*GOAL OF THE EXERCISE*: Among the entries below, find how many lines carry the word "bland" and state only that figure.
--- --- ---
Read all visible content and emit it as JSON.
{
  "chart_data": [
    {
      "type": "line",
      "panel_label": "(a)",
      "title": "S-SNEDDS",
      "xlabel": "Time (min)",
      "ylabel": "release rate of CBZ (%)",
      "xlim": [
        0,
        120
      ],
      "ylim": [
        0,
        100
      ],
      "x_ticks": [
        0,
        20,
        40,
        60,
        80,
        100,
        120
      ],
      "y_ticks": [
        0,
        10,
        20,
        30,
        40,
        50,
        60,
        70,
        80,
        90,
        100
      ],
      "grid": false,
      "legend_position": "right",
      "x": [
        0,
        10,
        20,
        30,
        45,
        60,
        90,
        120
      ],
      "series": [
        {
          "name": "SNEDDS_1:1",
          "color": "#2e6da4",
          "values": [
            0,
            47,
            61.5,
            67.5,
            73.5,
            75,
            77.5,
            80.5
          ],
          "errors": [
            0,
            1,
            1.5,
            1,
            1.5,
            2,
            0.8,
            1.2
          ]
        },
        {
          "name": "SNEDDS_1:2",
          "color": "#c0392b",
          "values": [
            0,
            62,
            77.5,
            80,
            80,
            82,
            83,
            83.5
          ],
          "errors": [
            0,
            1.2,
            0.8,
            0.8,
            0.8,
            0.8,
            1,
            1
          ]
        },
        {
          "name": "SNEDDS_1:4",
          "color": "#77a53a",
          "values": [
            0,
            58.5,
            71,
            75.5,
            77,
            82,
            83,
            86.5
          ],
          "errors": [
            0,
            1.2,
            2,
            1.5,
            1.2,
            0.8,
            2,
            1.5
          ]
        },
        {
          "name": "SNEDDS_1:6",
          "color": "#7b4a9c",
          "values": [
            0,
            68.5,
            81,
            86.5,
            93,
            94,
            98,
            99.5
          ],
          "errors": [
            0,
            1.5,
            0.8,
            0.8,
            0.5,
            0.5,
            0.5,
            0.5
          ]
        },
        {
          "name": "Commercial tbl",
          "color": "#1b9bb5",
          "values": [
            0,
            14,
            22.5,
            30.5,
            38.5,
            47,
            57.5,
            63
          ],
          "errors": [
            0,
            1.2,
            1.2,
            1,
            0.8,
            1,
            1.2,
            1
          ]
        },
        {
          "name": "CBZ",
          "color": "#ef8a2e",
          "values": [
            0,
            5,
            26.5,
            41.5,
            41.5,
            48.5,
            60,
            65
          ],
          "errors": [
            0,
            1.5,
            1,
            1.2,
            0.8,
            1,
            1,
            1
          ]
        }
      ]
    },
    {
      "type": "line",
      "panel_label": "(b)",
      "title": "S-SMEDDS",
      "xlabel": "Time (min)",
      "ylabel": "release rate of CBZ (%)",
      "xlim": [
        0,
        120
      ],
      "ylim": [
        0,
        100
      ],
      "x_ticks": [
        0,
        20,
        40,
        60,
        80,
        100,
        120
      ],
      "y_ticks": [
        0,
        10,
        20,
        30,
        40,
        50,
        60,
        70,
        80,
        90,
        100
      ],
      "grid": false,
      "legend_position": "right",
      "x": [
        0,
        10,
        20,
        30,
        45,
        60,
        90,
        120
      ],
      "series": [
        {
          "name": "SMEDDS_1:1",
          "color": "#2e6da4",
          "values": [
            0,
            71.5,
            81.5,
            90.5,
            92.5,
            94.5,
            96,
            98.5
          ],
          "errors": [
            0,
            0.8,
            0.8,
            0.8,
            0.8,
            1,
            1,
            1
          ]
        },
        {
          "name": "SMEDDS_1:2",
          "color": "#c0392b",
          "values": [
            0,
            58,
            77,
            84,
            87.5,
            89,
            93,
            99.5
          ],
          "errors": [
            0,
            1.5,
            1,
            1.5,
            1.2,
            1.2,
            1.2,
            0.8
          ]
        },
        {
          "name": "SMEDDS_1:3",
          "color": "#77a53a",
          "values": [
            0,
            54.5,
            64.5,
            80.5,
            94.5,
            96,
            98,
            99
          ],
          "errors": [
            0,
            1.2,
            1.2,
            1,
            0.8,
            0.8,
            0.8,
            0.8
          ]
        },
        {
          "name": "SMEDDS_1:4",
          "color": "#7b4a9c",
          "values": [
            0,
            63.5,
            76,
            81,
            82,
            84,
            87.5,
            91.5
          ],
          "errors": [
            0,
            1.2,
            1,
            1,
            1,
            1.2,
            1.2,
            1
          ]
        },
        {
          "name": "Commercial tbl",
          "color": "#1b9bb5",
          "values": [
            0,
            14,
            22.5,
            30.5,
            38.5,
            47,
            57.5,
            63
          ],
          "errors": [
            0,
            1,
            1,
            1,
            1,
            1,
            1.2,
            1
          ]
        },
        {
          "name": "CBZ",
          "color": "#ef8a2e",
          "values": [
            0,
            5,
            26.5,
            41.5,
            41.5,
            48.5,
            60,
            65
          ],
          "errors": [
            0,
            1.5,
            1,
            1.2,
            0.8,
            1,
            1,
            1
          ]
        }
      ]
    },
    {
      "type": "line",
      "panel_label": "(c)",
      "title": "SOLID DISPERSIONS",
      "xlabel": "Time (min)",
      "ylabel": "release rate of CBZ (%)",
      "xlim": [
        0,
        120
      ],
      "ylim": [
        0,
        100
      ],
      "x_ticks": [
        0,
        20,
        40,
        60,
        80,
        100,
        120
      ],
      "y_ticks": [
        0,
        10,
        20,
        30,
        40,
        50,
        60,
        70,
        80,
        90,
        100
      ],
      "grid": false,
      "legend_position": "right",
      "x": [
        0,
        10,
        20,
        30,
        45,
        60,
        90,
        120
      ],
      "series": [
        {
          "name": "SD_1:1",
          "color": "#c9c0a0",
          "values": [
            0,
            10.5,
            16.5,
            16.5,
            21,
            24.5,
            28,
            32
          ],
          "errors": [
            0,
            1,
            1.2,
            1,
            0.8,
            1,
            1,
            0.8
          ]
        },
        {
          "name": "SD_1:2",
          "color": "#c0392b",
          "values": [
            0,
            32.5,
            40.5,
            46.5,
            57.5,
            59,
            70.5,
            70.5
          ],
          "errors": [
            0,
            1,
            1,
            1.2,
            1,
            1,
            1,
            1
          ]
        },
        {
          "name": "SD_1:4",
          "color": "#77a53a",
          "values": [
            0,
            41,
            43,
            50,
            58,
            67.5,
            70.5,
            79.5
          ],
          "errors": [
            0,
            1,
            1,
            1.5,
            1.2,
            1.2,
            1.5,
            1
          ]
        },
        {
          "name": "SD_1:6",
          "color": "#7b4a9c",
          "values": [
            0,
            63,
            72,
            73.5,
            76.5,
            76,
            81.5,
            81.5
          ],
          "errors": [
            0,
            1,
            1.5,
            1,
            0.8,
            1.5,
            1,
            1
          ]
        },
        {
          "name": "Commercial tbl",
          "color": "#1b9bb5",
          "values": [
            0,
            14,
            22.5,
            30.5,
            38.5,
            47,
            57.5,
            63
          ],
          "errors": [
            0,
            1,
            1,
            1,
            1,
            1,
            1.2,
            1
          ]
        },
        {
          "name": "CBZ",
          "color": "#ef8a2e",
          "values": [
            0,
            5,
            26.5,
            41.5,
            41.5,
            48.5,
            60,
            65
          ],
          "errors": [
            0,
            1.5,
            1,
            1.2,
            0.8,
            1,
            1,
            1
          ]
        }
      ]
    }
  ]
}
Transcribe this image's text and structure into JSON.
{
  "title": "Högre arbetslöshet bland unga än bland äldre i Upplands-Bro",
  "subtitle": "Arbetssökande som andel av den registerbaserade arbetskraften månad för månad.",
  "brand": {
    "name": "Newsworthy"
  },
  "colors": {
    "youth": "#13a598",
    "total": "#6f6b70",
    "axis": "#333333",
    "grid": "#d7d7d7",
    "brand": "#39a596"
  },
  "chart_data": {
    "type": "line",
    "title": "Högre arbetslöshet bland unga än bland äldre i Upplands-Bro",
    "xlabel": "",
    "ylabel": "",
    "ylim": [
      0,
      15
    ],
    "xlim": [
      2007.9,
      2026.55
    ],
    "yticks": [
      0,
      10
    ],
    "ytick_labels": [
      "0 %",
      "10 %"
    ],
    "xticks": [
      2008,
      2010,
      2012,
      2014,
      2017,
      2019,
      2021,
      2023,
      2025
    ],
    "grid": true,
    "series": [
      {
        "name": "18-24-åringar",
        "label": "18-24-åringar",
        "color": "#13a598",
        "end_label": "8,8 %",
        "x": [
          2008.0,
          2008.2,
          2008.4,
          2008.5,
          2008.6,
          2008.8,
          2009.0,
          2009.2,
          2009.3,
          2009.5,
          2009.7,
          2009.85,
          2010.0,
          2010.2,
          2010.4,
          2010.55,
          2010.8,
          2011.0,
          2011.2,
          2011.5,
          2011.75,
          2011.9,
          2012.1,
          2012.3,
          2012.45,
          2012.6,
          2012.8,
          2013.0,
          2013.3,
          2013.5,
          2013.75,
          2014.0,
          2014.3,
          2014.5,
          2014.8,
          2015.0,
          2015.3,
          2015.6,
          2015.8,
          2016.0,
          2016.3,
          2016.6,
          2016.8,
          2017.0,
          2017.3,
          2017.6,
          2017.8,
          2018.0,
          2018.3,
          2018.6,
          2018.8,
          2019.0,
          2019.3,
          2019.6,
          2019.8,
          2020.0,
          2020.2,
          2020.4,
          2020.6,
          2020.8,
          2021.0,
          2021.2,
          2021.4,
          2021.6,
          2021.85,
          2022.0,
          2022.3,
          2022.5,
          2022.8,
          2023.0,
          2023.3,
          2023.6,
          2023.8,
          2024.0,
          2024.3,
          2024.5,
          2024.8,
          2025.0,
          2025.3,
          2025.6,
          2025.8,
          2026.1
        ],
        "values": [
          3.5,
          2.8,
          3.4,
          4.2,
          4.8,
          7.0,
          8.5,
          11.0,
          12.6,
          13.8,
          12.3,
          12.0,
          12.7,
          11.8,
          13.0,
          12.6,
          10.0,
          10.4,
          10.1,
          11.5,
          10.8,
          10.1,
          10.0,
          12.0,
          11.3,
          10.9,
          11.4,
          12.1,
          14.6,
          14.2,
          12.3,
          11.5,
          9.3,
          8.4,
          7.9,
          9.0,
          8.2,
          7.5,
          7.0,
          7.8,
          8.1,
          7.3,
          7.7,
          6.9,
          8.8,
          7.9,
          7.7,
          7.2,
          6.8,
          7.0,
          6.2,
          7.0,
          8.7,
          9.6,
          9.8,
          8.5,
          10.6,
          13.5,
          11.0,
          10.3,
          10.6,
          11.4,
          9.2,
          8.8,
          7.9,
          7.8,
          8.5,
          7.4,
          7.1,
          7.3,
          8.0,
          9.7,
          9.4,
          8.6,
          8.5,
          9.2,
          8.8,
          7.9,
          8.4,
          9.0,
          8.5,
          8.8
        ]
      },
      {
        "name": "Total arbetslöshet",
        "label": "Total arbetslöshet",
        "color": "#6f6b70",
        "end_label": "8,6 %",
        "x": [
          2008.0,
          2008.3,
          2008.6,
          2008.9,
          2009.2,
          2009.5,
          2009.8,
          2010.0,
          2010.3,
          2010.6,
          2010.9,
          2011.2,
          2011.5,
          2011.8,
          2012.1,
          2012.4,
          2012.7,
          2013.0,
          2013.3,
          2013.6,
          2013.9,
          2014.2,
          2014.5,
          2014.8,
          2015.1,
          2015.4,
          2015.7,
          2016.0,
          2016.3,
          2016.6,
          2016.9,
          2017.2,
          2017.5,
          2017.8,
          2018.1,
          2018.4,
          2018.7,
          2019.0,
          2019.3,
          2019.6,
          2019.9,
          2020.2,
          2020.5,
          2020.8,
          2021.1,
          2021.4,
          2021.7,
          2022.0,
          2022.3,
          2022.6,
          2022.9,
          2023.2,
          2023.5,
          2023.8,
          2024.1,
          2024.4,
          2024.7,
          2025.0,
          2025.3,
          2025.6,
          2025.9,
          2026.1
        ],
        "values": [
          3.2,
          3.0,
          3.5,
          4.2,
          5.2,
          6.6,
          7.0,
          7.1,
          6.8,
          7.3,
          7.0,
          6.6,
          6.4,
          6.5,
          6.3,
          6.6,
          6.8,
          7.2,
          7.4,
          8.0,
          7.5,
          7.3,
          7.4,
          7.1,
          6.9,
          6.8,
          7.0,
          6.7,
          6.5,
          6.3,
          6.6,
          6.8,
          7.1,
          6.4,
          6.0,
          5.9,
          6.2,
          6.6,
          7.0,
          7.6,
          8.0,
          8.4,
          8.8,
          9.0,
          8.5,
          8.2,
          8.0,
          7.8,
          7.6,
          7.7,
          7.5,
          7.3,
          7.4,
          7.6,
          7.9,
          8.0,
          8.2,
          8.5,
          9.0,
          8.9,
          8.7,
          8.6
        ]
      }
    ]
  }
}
--- --- ---
*RESPONSE TO THIS TASK*: 2